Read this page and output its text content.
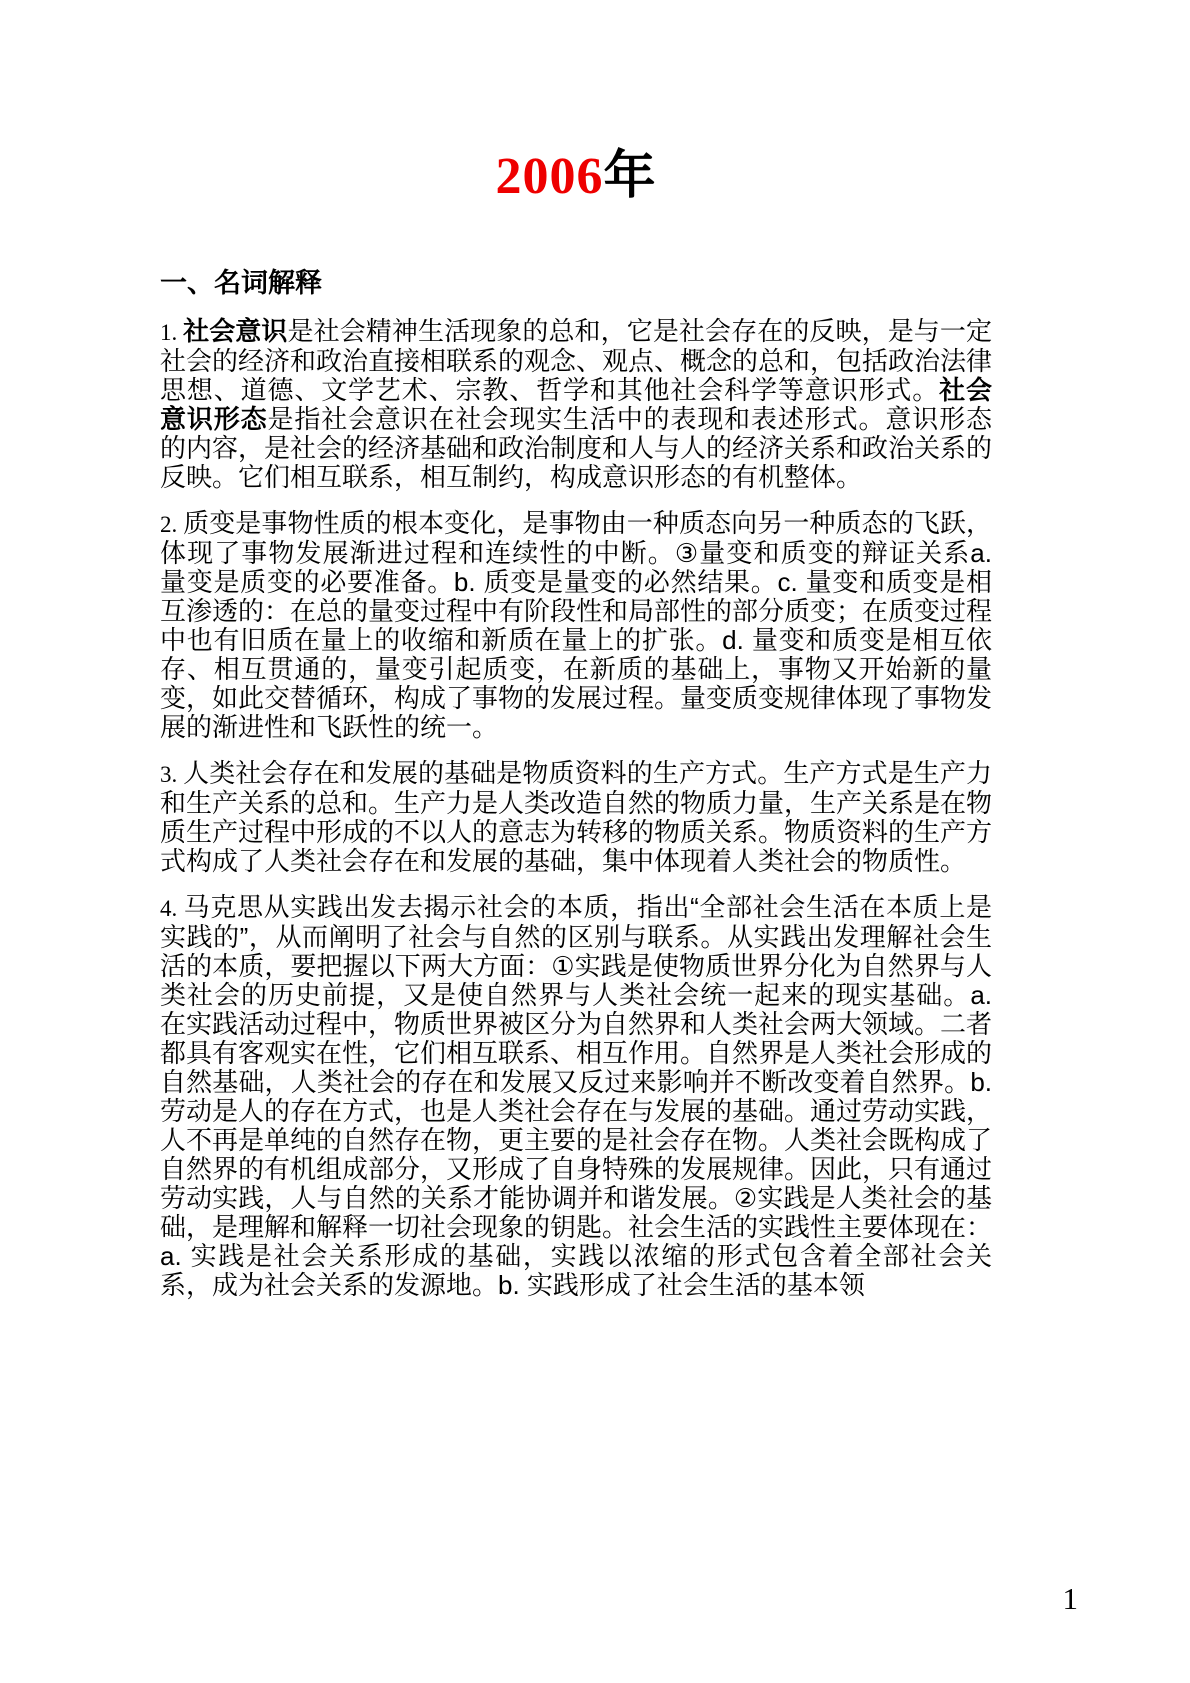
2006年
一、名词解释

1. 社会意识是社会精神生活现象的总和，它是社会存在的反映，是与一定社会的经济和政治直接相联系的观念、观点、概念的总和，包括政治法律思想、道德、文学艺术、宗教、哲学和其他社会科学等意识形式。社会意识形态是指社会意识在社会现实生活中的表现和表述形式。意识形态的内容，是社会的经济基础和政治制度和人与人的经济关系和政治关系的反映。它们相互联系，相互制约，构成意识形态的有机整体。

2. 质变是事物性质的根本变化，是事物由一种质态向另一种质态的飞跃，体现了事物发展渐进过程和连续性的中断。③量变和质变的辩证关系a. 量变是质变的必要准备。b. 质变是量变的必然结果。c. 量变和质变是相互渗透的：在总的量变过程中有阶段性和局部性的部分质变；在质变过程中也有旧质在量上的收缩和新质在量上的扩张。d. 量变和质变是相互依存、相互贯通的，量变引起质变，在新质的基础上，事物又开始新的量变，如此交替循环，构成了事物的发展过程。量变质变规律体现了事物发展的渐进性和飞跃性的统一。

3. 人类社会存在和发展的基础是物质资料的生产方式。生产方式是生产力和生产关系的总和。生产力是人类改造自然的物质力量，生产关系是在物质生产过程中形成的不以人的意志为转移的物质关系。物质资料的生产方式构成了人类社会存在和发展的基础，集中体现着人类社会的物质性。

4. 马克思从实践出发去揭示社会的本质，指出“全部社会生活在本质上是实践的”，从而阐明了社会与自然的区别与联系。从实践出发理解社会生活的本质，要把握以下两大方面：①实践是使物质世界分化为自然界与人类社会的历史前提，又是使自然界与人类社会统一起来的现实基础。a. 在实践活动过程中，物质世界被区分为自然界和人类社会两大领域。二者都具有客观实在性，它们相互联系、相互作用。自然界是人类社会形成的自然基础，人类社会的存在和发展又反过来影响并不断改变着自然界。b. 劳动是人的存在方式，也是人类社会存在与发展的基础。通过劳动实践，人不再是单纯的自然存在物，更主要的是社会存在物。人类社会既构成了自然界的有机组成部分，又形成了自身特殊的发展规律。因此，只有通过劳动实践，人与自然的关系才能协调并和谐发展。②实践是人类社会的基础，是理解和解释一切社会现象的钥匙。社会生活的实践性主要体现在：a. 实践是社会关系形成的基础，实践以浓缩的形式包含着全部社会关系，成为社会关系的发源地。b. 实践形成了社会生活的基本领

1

****

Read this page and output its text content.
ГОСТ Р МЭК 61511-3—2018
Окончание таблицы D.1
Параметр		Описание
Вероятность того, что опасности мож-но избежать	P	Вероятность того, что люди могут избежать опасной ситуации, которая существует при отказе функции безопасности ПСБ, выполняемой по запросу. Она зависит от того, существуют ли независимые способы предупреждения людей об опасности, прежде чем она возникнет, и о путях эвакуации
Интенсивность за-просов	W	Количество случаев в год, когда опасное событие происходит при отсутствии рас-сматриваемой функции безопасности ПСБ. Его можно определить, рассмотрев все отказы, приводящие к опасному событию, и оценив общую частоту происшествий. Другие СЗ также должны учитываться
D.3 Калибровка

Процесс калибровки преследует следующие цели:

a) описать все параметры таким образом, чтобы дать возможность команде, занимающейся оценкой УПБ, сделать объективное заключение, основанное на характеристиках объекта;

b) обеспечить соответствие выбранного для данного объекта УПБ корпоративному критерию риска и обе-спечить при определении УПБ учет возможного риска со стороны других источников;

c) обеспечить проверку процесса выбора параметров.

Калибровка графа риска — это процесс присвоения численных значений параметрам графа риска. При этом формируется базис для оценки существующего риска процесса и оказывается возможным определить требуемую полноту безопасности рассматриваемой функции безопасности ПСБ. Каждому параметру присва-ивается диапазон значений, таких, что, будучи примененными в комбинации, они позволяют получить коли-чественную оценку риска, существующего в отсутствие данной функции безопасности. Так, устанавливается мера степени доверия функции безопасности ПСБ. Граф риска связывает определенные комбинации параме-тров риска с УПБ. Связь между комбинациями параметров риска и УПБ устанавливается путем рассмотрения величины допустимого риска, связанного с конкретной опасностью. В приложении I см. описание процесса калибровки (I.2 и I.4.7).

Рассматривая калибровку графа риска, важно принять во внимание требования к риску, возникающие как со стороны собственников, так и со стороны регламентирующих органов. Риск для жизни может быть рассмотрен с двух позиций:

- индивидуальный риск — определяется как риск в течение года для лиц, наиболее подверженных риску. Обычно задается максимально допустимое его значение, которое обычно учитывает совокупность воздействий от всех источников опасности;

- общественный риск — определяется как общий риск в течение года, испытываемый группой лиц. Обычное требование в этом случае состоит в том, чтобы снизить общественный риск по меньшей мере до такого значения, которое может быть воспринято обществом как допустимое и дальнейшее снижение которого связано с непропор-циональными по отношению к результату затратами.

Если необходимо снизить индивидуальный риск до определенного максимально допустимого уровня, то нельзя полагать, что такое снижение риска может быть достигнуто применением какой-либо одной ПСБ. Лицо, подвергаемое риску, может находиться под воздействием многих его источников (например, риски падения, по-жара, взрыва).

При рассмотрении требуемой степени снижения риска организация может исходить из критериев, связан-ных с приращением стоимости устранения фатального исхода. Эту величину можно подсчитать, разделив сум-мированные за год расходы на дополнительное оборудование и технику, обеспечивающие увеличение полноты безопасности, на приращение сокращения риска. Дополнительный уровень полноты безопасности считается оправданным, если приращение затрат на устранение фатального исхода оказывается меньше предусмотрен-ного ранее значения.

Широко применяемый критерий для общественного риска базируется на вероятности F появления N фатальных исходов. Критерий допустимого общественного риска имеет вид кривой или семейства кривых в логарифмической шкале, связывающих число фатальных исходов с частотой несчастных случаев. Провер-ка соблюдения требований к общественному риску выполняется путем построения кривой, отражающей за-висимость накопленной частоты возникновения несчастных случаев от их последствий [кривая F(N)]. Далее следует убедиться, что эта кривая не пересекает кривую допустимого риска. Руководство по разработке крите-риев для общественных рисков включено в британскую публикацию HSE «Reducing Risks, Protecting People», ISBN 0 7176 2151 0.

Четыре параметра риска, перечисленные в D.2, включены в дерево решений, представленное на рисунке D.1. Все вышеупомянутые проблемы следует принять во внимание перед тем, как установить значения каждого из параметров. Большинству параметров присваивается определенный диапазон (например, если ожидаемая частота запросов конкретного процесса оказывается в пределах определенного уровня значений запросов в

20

****

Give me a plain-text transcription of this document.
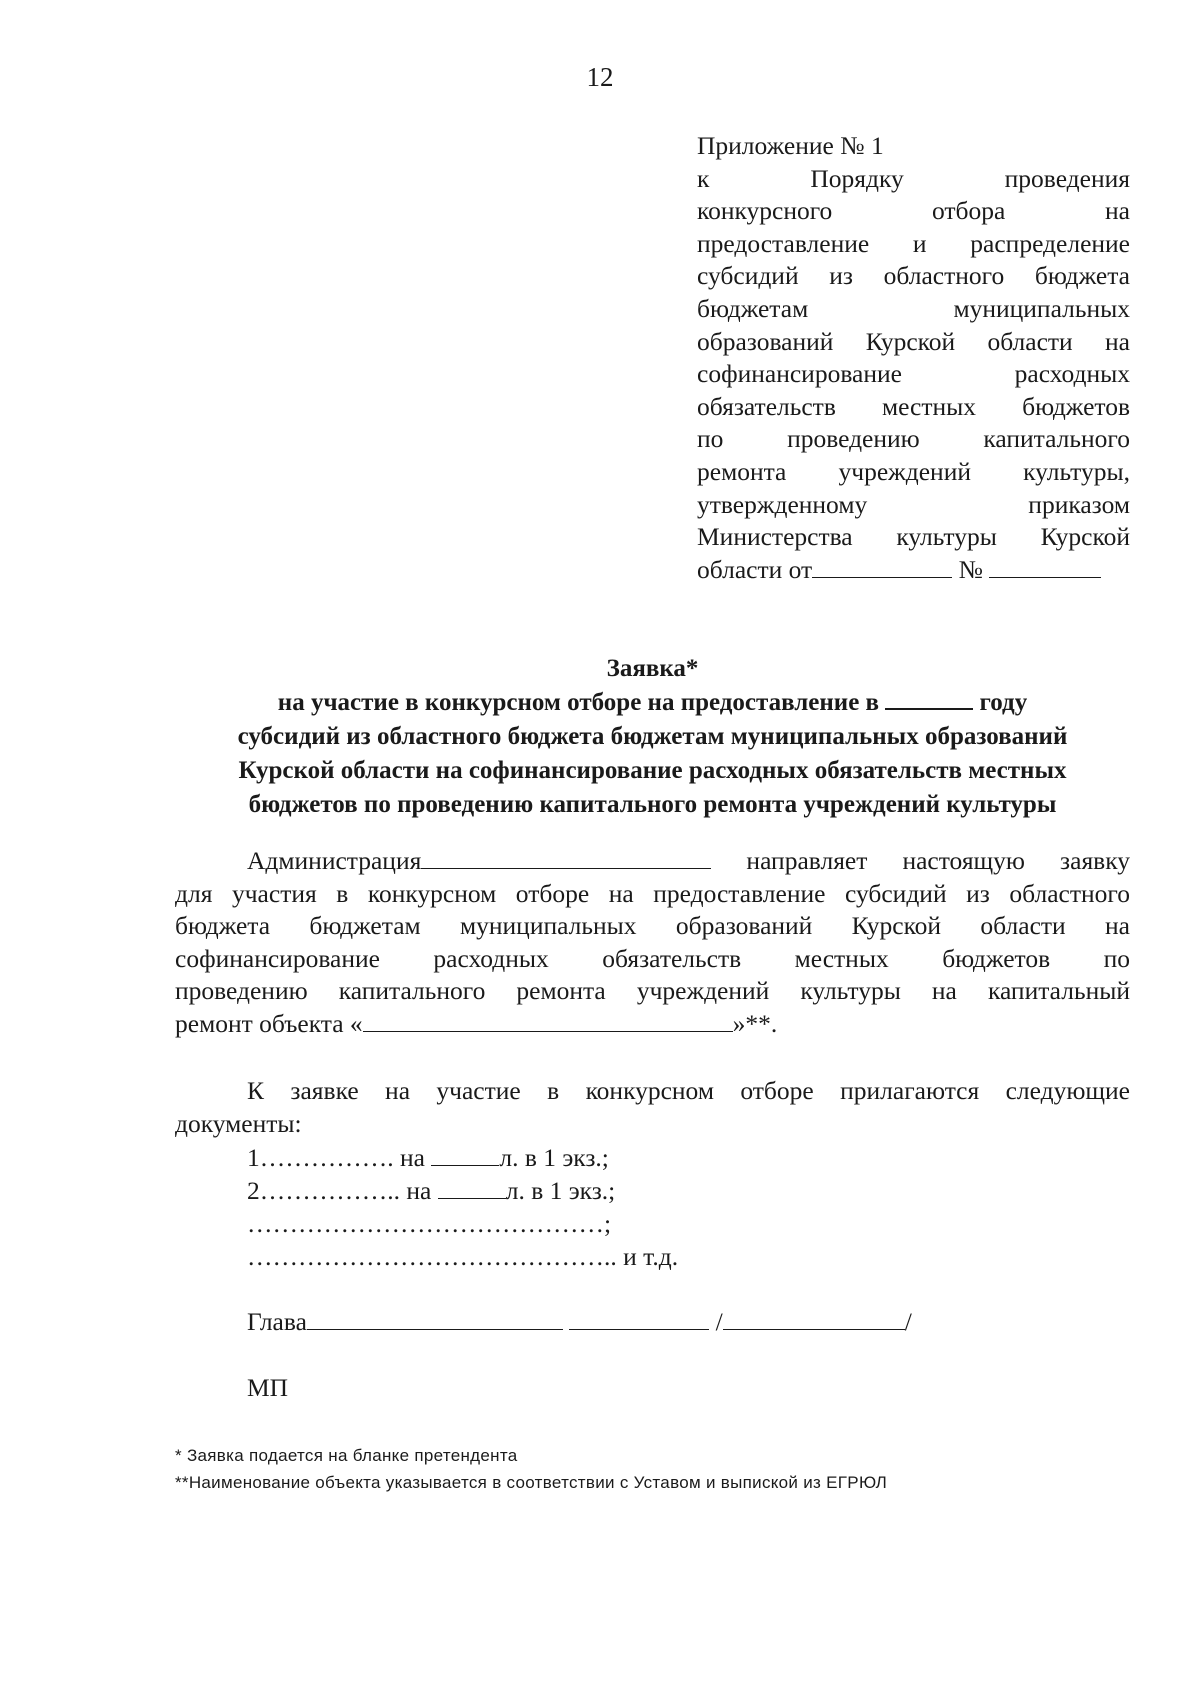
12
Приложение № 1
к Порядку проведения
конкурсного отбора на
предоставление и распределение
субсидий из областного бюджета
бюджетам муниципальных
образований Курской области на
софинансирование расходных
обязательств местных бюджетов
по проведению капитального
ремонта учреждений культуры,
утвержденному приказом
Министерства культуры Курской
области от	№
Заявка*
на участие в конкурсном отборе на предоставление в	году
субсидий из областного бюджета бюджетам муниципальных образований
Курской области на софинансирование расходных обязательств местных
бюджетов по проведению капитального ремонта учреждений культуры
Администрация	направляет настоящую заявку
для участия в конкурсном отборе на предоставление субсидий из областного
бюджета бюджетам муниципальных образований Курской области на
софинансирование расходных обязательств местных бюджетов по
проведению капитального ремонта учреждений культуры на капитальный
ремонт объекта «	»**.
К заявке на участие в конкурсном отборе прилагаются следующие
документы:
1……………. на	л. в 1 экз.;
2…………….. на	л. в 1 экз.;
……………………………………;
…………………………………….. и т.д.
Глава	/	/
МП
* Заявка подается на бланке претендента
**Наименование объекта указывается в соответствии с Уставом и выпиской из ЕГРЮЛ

****

[Directions for this task]:
Check each line of the records above for "муниципальных", and copy those that have it.

[Answer in full]:
бюджетам муниципальных
субсидий из областного бюджета бюджетам муниципальных образований
бюджета бюджетам муниципальных образований Курской области на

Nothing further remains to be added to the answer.